1         Jason Lysak (le « plaignant ») travaillait à titre de technicien en mécanique au garage de poste de la Gendarmerie royale du Canada (GRC et intimé) à Winnipeg (Manitoba), lorsqu’un processus de nomination annoncé à l’interne a été mené dans le but de pourvoir deux postes en administration des affaires/comptabilité à Edmonton (Alberta). La zone de sélection se limitait aux fonctionnaires de la fonction publique du Canada occupant un poste ou résidant à Edmonton (Alberta) et dans un rayon de 40 km, donc il n’a pas envoyé sa candidature puisqu’il se situait à l’extérieur de la zone de sélection. Peu de temps après, il a appris qu’un commis du garage de poste de Winnipeg avait été nommé par intérim à l’un des postes à Edmonton par l’entremise d’un processus de nomination interne non annoncé.

2         Le plaignant était sur une liste de priorités pour nomination lorsque la nomination par intérim a été effectuée. Il a eu l’impression qu’on l’avait privé injustement de l’occasion de poser sa candidature pour le poste, de sorte qu’il a déposé sa plainte alléguant qu’une partialité, entre autres, est survenue des conflits de longue date dans son lieu de travail.

3         Malgré la preuve indiquant une certaine acrimonie entre le personnel au garage de poste de Winnipeg, la preuve n’indiquait rien d’incorrect dans la façon dont la nomination a été effectuée, que ce soit dans le choix d’un processus de nomination interne non annoncé ou dans l’évaluation éventuelle du candidat. Par conséquent, et pour les motifs énoncés dans la présente décision, je rejette la plainte.

II. Faits

4         Le plaignant a obtenu son diplôme de la 12e année et a ensuite obtenu son diplôme en mécanique. Il a travaillé dans ce métier chez un concessionnaire automobile pendant approximativement 15 ans avant de se joindre à la GRC à titre de mécanicien (d’abord classé GLVAG-08 et plus tard GLVAG-10). Il a travaillé pendant près de 14 années à s’occuper des réparations mécaniques et techniques et des améliorations des biens immobiliers et motorisés de la GRC. Il a déclaré lors de son témoignage que pendant ses 14 années au garage de poste, il a eu une opportunité de servir pendant trois semaines à titre de gestionnaire intérimaire.
☆ ☆ ☆ ☆
#### Objectif 1
Renvoyez tel quel le passage de l'extrait de décision qui débute aux mots « 2         Le plaignant » et s'arrête après « rejette la plainte. ».
#### Objectif 2
Condensez sous forme de liste le paragraphe de l'extrait de décision qui commence par « Le plaignant a obtenu son diplôme de la 12e année », en conservant ses faits essentiels.
Seul l'extrait de décision sert de source.
☆ ☆ ☆ ☆
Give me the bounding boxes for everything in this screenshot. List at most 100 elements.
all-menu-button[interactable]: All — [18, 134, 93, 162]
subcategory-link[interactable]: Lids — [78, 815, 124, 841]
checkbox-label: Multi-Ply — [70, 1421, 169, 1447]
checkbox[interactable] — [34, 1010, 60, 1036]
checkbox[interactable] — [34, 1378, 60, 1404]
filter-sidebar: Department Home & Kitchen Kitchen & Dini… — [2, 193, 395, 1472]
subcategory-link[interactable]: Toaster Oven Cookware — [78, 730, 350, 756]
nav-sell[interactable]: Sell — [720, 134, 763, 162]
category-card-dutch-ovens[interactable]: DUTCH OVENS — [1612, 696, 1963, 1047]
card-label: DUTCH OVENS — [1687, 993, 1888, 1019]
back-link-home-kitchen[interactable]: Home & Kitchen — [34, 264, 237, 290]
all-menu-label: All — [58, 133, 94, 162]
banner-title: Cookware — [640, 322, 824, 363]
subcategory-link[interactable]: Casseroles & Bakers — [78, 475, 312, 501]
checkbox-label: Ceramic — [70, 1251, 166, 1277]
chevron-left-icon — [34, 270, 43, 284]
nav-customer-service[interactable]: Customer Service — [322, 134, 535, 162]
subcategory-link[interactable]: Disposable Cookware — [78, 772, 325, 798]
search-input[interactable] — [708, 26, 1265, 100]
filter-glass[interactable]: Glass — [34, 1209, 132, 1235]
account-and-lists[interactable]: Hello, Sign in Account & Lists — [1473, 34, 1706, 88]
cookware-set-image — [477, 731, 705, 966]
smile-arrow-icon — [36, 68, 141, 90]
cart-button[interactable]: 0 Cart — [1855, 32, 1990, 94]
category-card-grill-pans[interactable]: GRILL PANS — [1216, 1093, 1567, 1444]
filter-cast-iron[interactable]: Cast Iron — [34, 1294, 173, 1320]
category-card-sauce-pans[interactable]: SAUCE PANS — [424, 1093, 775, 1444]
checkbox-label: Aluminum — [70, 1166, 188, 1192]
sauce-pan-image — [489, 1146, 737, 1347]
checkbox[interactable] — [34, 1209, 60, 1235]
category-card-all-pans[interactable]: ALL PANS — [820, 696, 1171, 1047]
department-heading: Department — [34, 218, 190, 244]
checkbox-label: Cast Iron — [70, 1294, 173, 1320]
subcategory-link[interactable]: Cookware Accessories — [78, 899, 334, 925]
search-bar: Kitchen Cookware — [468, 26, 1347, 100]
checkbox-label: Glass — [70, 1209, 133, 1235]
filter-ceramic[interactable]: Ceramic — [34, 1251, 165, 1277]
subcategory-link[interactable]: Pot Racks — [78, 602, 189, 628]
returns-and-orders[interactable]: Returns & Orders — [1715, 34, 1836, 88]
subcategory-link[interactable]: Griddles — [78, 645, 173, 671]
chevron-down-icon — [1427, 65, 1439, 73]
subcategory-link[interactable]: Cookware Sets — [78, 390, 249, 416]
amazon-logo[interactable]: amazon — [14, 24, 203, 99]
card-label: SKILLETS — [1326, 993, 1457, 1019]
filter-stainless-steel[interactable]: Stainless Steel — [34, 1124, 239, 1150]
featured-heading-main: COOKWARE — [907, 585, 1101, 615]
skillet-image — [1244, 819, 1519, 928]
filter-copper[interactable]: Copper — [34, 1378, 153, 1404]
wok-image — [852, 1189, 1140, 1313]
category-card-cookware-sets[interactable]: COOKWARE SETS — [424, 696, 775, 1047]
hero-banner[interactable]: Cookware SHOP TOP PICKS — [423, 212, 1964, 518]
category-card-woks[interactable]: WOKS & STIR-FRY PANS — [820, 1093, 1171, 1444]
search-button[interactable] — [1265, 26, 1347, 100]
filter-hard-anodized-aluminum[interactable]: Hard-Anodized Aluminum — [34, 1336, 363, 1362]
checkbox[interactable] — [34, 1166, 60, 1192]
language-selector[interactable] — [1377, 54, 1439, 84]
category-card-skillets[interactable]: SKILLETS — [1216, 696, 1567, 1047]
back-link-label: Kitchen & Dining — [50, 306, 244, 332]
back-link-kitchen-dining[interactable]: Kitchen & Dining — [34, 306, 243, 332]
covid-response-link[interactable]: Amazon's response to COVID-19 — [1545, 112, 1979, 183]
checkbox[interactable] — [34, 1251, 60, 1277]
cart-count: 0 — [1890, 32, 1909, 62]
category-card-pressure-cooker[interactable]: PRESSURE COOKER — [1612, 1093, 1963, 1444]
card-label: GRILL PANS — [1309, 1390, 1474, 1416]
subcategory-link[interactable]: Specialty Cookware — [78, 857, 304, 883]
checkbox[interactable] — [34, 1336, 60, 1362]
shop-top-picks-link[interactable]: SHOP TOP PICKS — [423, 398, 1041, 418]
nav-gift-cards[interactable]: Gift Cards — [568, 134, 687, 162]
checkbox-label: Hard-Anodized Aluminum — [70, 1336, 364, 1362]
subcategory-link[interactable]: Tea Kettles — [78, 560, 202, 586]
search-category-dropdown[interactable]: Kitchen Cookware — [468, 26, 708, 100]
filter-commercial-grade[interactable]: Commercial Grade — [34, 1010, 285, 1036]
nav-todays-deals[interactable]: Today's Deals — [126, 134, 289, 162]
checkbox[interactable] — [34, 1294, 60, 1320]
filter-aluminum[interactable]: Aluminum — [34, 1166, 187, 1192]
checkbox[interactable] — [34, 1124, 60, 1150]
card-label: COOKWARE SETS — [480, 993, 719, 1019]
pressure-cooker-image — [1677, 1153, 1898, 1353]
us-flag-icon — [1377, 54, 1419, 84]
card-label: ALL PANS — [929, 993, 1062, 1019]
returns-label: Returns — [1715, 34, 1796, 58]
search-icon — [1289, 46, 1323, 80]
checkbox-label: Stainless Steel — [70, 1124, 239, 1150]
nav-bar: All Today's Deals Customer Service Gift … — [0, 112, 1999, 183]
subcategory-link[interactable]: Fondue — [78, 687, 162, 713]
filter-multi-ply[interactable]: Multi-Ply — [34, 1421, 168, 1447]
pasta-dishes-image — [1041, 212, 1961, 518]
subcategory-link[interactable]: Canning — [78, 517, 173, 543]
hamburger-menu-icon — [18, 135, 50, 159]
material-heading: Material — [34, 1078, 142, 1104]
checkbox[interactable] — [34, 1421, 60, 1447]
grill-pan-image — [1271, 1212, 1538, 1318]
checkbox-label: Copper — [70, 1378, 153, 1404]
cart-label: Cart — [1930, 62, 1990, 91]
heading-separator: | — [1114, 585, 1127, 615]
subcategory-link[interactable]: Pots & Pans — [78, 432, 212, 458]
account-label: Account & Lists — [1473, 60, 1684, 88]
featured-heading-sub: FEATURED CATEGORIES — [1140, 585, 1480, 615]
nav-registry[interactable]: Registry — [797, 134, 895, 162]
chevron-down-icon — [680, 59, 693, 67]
☆ ☆ ☆ ☆
#### Réponse rédigée 1
2         Le plaignant était sur une liste de priorités pour nomination lorsque la nomination par intérim a été effectuée. Il a eu l’impression qu’on l’avait privé injustement de l’occasion de poser sa candidature pour le poste, de sorte qu’il a déposé sa plainte alléguant qu’une partialité, entre autres, est survenue des conflits de longue date dans son lieu de travail.

3         Malgré la preuve indiquant une certaine acrimonie entre le personnel au garage de poste de Winnipeg, la preuve n’indiquait rien d’incorrect dans la façon dont la nomination a été effectuée, que ce soit dans le choix d’un processus de nomination interne non annoncé ou dans l’évaluation éventuelle du candidat. Par conséquent, et pour les motifs énoncés dans la présente décision, je rejette la plainte.

#### Réponse rédigée 2
- Diplôme de 12e année, puis diplôme en mécanique.
- Environ 15 ans comme mécanicien chez un concessionnaire automobile.
- Entrée à la GRC comme mécanicien (classé d'abord GLVAG-08, puis GLVAG-10).
- Près de 14 ans consacrés aux réparations mécaniques et techniques et aux améliorations des biens immobiliers et motorisés de la GRC.
- Selon son témoignage, une seule occasion en 14 ans au garage de poste d'agir comme gestionnaire intérimaire, pendant trois semaines.